- [TASK DIRECTIONS]: Find every line in the records below that holds the word "date", and copy each one.

- [DATA TO PROCESS]:
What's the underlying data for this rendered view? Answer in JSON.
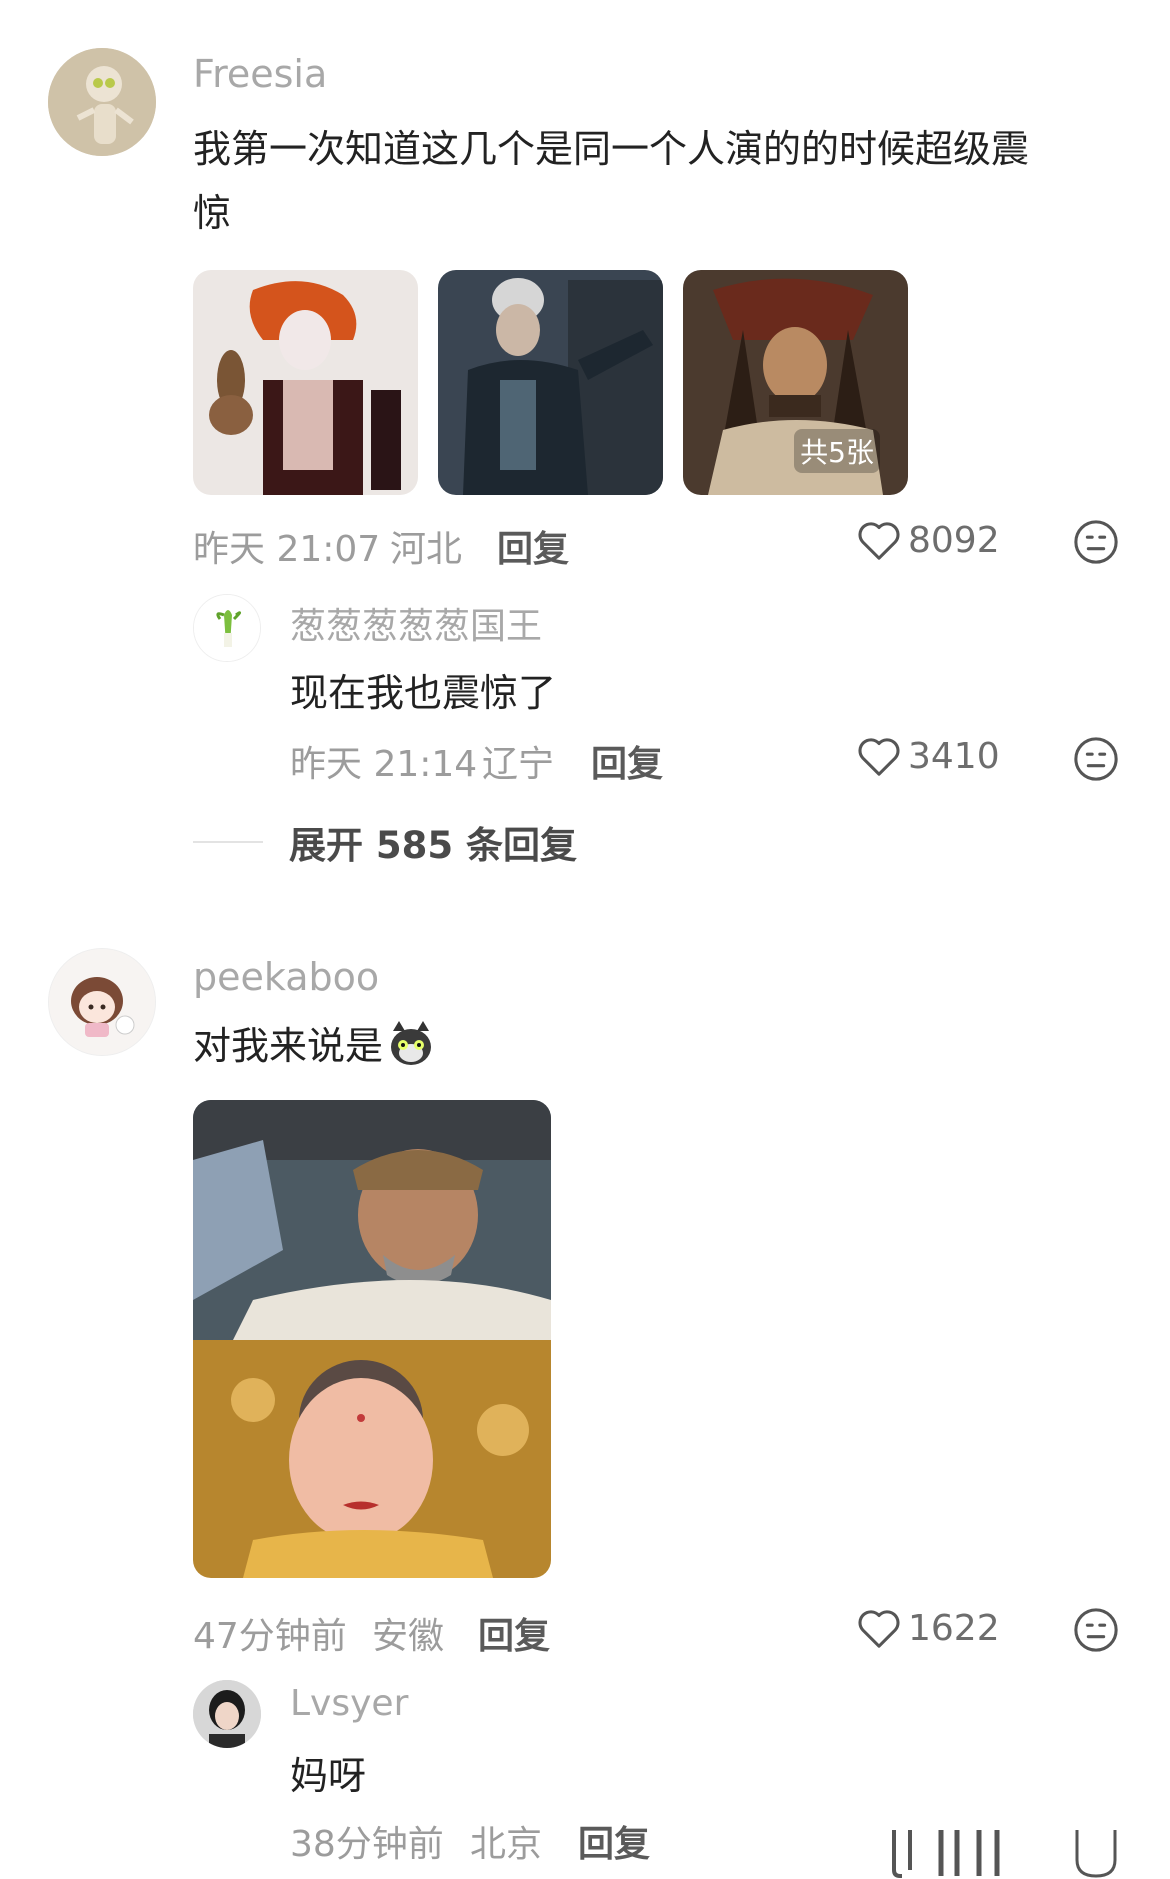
{
  "comments": [
    {
      "username": "Freesia",
      "text_line1": "我第一次知道这几个是同一个人演的的时候超级震",
      "text_line2": "惊",
      "images_more": "共5张",
      "time": "昨天 21:07",
      "location": "河北",
      "reply_label": "回复",
      "likes": "8092",
      "sub_reply": {
        "username": "葱葱葱葱葱国王",
        "text": "现在我也震惊了",
        "time": "昨天 21:14",
        "location": "辽宁",
        "reply_label": "回复",
        "likes": "3410"
      },
      "expand_label": "展开 585 条回复"
    },
    {
      "username": "peekaboo",
      "text": "对我来说是",
      "time": "47分钟前",
      "location": "安徽",
      "reply_label": "回复",
      "likes": "1622",
      "sub_reply": {
        "username": "Lvsyer",
        "text": "妈呀",
        "time": "38分钟前",
        "location": "北京",
        "reply_label": "回复"
      }
    }
  ],
  "icons": {
    "like": "heart-outline-icon",
    "dislike": "neutral-face-icon"
  },
  "colors": {
    "username": "#a8a8a8",
    "content": "#222222",
    "meta": "#9c9c9c"
  }
}
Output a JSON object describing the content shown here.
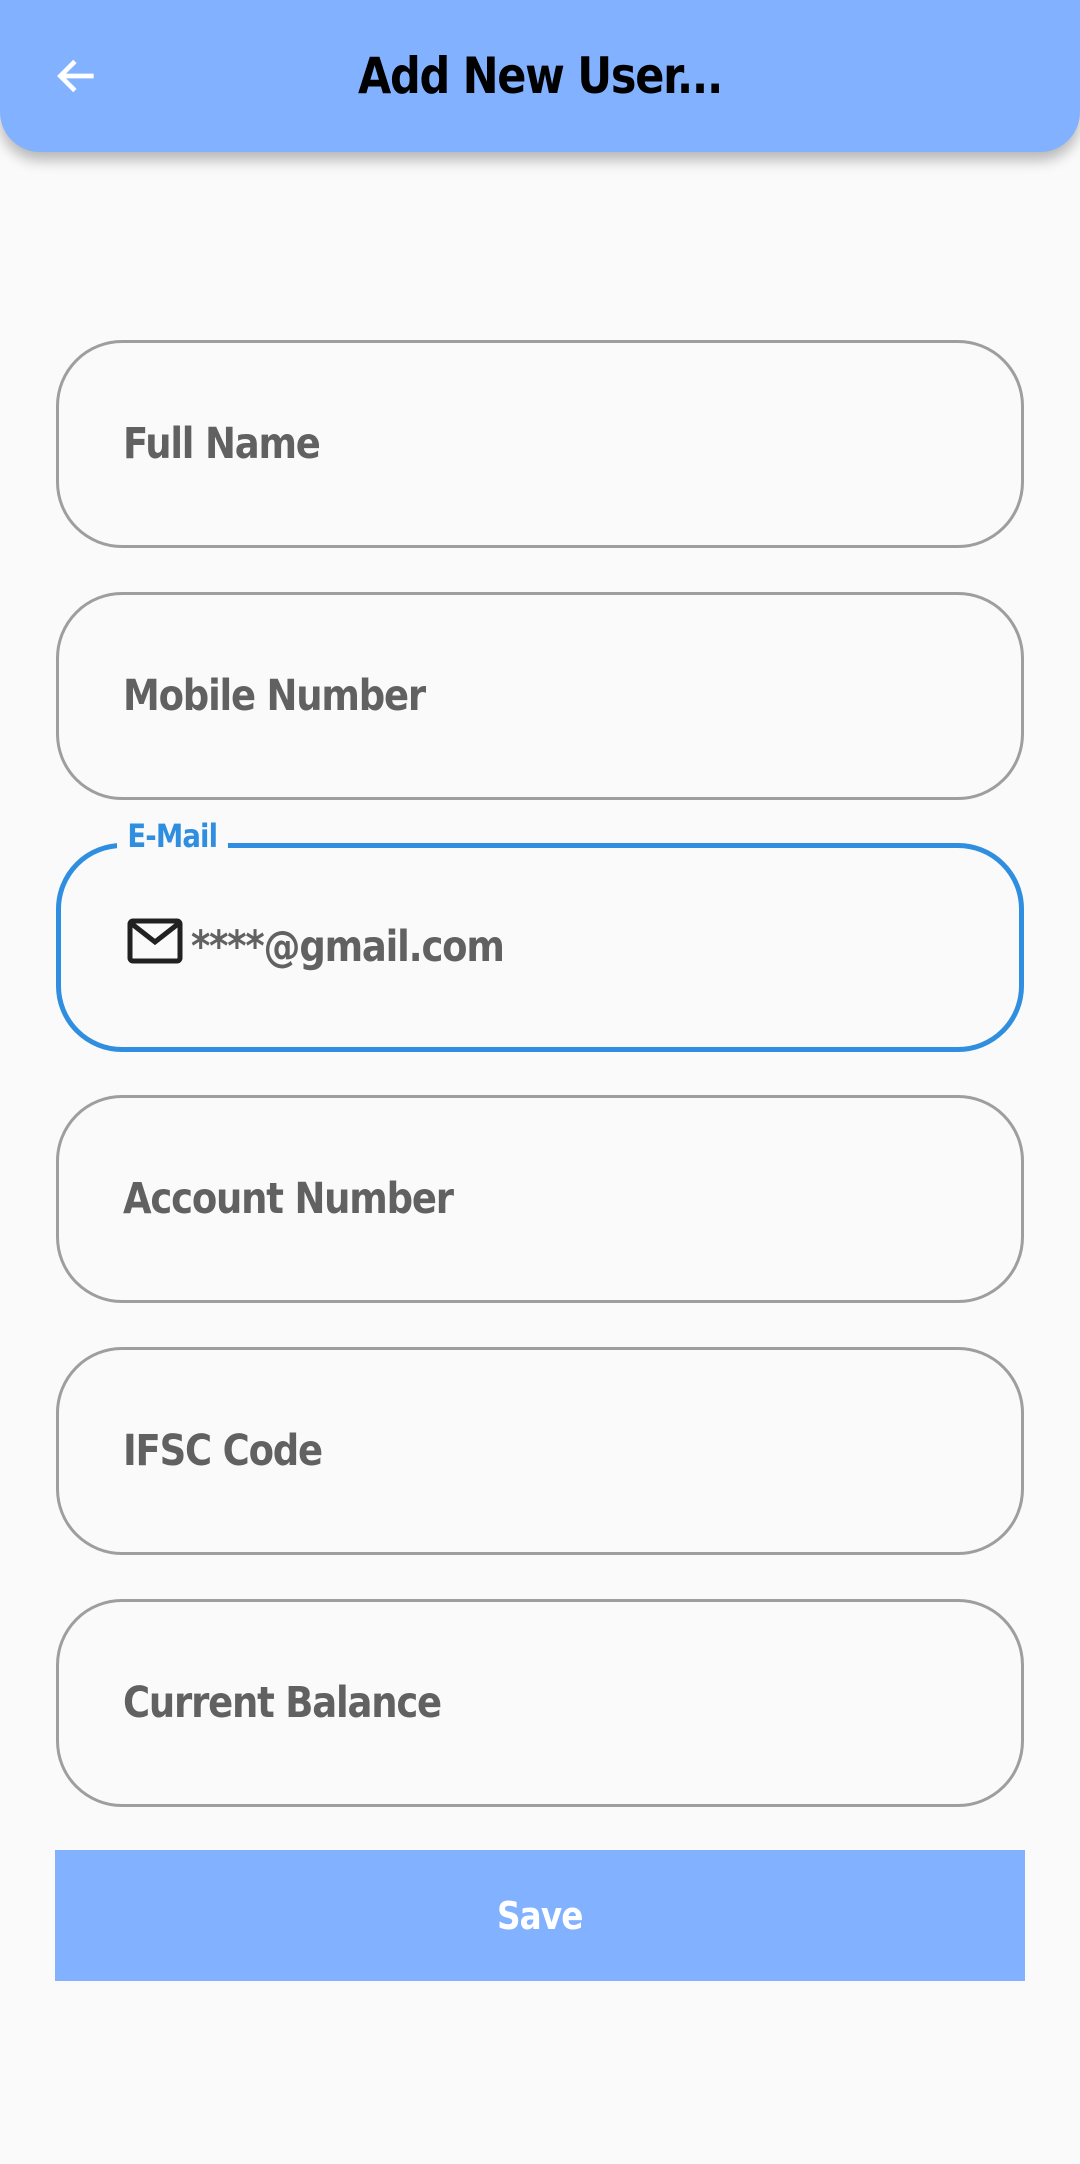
{
  "app_bar": {
    "title": "Add New User...",
    "back_icon": "arrow-back-icon",
    "background_color": "#82b1ff"
  },
  "form": {
    "full_name": {
      "placeholder": "Full Name",
      "value": ""
    },
    "mobile_number": {
      "placeholder": "Mobile Number",
      "value": ""
    },
    "email": {
      "label": "E-Mail",
      "value": "****@gmail.com",
      "icon": "mail-icon",
      "focused": true,
      "focus_color": "#2f8ee0"
    },
    "account_number": {
      "placeholder": "Account Number",
      "value": ""
    },
    "ifsc_code": {
      "placeholder": "IFSC Code",
      "value": ""
    },
    "current_balance": {
      "placeholder": "Current Balance",
      "value": ""
    }
  },
  "save_button": {
    "label": "Save",
    "background_color": "#82b1ff"
  }
}
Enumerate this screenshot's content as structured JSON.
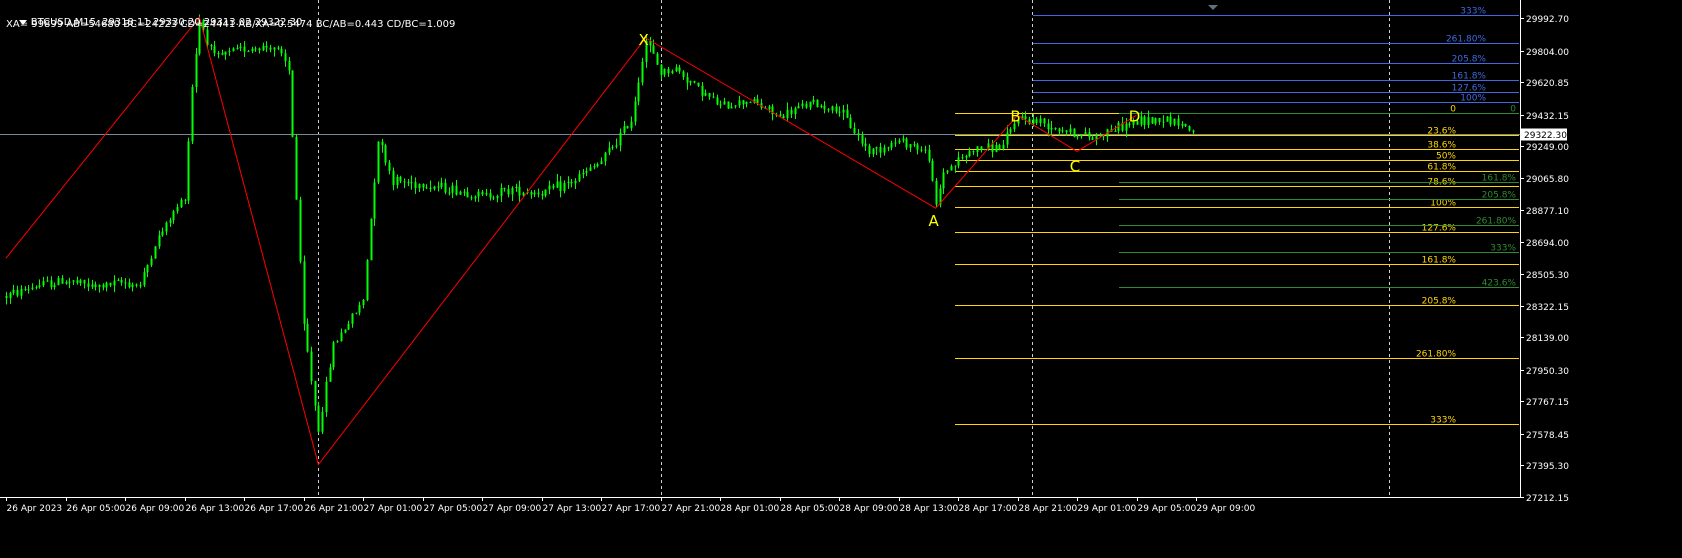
{
  "header": {
    "symbol": "BTCUSD,M15",
    "ohlc": "29318.11 29330.20 29313.02 29322.30",
    "ratios": "XA= 99899 AB=54680 BC=24223 CD=24441 AB/XA=0.5474 BC/AB=0.443 CD/BC=1.009"
  },
  "colors": {
    "background": "#000000",
    "candle": "#00ff00",
    "zigzag": "#ff0000",
    "fib_gold": "#ffd700",
    "fib_blue": "#4169e1",
    "fib_green": "#2e8b2e",
    "axis_text": "#ffffff",
    "price_line": "#778899",
    "label_yellow": "#ffff00"
  },
  "chart_data": {
    "type": "candlestick",
    "symbol": "BTCUSD",
    "timeframe": "M15",
    "ylim": [
      27212.15,
      30100
    ],
    "y_ticks": [
      "29992.70",
      "29804.00",
      "29620.85",
      "29432.15",
      "29249.00",
      "29065.80",
      "28877.10",
      "28694.00",
      "28505.30",
      "28322.15",
      "28139.00",
      "27950.30",
      "27767.15",
      "27578.45",
      "27395.30",
      "27212.15"
    ],
    "x_ticks": [
      "26 Apr 2023",
      "26 Apr 05:00",
      "26 Apr 09:00",
      "26 Apr 13:00",
      "26 Apr 17:00",
      "26 Apr 21:00",
      "27 Apr 01:00",
      "27 Apr 05:00",
      "27 Apr 09:00",
      "27 Apr 13:00",
      "27 Apr 17:00",
      "27 Apr 21:00",
      "28 Apr 01:00",
      "28 Apr 05:00",
      "28 Apr 09:00",
      "28 Apr 13:00",
      "28 Apr 17:00",
      "28 Apr 21:00",
      "29 Apr 01:00",
      "29 Apr 05:00",
      "29 Apr 09:00"
    ],
    "current_price": "29322.30",
    "price_path": [
      [
        "26 Apr 2023",
        28380
      ],
      [
        "26 Apr 03:00",
        28440
      ],
      [
        "26 Apr 05:00",
        28470
      ],
      [
        "26 Apr 07:00",
        28430
      ],
      [
        "26 Apr 09:00",
        28460
      ],
      [
        "26 Apr 10:00",
        28440
      ],
      [
        "26 Apr 11:00",
        28680
      ],
      [
        "26 Apr 12:00",
        28830
      ],
      [
        "26 Apr 13:00",
        28960
      ],
      [
        "26 Apr 13:30",
        29600
      ],
      [
        "26 Apr 14:00",
        29990
      ],
      [
        "26 Apr 15:00",
        29760
      ],
      [
        "26 Apr 17:00",
        29820
      ],
      [
        "26 Apr 19:00",
        29830
      ],
      [
        "26 Apr 20:00",
        29700
      ],
      [
        "26 Apr 21:00",
        28200
      ],
      [
        "26 Apr 22:00",
        27600
      ],
      [
        "26 Apr 23:00",
        28100
      ],
      [
        "27 Apr 01:00",
        28350
      ],
      [
        "27 Apr 02:00",
        29300
      ],
      [
        "27 Apr 03:00",
        29050
      ],
      [
        "27 Apr 05:00",
        29030
      ],
      [
        "27 Apr 07:00",
        29000
      ],
      [
        "27 Apr 09:00",
        28960
      ],
      [
        "27 Apr 11:00",
        29000
      ],
      [
        "27 Apr 13:00",
        28980
      ],
      [
        "27 Apr 15:00",
        29040
      ],
      [
        "27 Apr 17:00",
        29160
      ],
      [
        "27 Apr 19:00",
        29400
      ],
      [
        "27 Apr 20:00",
        29870
      ],
      [
        "27 Apr 21:00",
        29680
      ],
      [
        "27 Apr 22:00",
        29700
      ],
      [
        "28 Apr 01:00",
        29480
      ],
      [
        "28 Apr 03:00",
        29520
      ],
      [
        "28 Apr 05:00",
        29420
      ],
      [
        "28 Apr 07:00",
        29500
      ],
      [
        "28 Apr 09:00",
        29460
      ],
      [
        "28 Apr 11:00",
        29220
      ],
      [
        "28 Apr 13:00",
        29280
      ],
      [
        "28 Apr 14:00",
        29260
      ],
      [
        "28 Apr 15:00",
        29200
      ],
      [
        "28 Apr 15:30",
        28890
      ],
      [
        "28 Apr 16:00",
        29100
      ],
      [
        "28 Apr 18:00",
        29230
      ],
      [
        "28 Apr 20:00",
        29250
      ],
      [
        "28 Apr 21:00",
        29420
      ],
      [
        "28 Apr 23:00",
        29380
      ],
      [
        "29 Apr 01:00",
        29320
      ],
      [
        "29 Apr 02:00",
        29300
      ],
      [
        "29 Apr 03:00",
        29340
      ],
      [
        "29 Apr 05:00",
        29390
      ],
      [
        "29 Apr 07:00",
        29415
      ],
      [
        "29 Apr 08:00",
        29380
      ],
      [
        "29 Apr 09:00",
        29322
      ]
    ],
    "pattern_points": [
      {
        "label": "",
        "date": "26 Apr 2023",
        "price": 28600
      },
      {
        "label": "",
        "date": "26 Apr 14:00",
        "price": 30000
      },
      {
        "label": "",
        "date": "26 Apr 22:00",
        "price": 27400
      },
      {
        "label": "X",
        "date": "27 Apr 20:00",
        "price": 29880
      },
      {
        "label": "A",
        "date": "28 Apr 15:30",
        "price": 28890
      },
      {
        "label": "B",
        "date": "28 Apr 21:00",
        "price": 29430
      },
      {
        "label": "C",
        "date": "29 Apr 01:00",
        "price": 29220
      },
      {
        "label": "D",
        "date": "29 Apr 05:00",
        "price": 29430
      }
    ],
    "fib_gold": {
      "levels": [
        {
          "label": "0",
          "price": 29444
        },
        {
          "label": "23.6%",
          "price": 29316
        },
        {
          "label": "38.6%",
          "price": 29235
        },
        {
          "label": "50%",
          "price": 29172
        },
        {
          "label": "61.8%",
          "price": 29108
        },
        {
          "label": "78.6%",
          "price": 29018
        },
        {
          "label": "100%",
          "price": 28900
        },
        {
          "label": "127.6%",
          "price": 28750
        },
        {
          "label": "161.8%",
          "price": 28565
        },
        {
          "label": "205.8%",
          "price": 28327
        },
        {
          "label": "261.80%",
          "price": 28022
        },
        {
          "label": "333%",
          "price": 27638
        }
      ]
    },
    "fib_blue": {
      "levels": [
        {
          "label": "333%",
          "price": 30010
        },
        {
          "label": "261.80%",
          "price": 29850
        },
        {
          "label": "205.8%",
          "price": 29733
        },
        {
          "label": "161.8%",
          "price": 29637
        },
        {
          "label": "127.6%",
          "price": 29563
        },
        {
          "label": "100%",
          "price": 29505
        }
      ]
    },
    "fib_green": {
      "levels": [
        {
          "label": "0",
          "price": 29442
        },
        {
          "label": "161.8%",
          "price": 29040
        },
        {
          "label": "205.8%",
          "price": 28942
        },
        {
          "label": "261.80%",
          "price": 28795
        },
        {
          "label": "333%",
          "price": 28638
        },
        {
          "label": "423.6%",
          "price": 28433
        }
      ]
    }
  }
}
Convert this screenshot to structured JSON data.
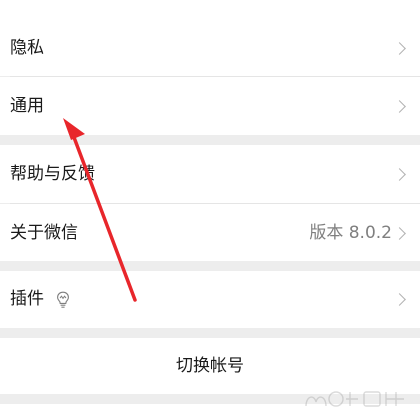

- [EXPECTED OUTPUT]:
        "date": "26 Apr 2023",
        "date": "26 Apr 14:00",
        "date": "26 Apr 22:00",
        "date": "27 Apr 20:00",
        "date": "28 Apr 15:30",
        "date": "28 Apr 21:00",
        "date": "29 Apr 01:00",
        "date": "29 Apr 05:00",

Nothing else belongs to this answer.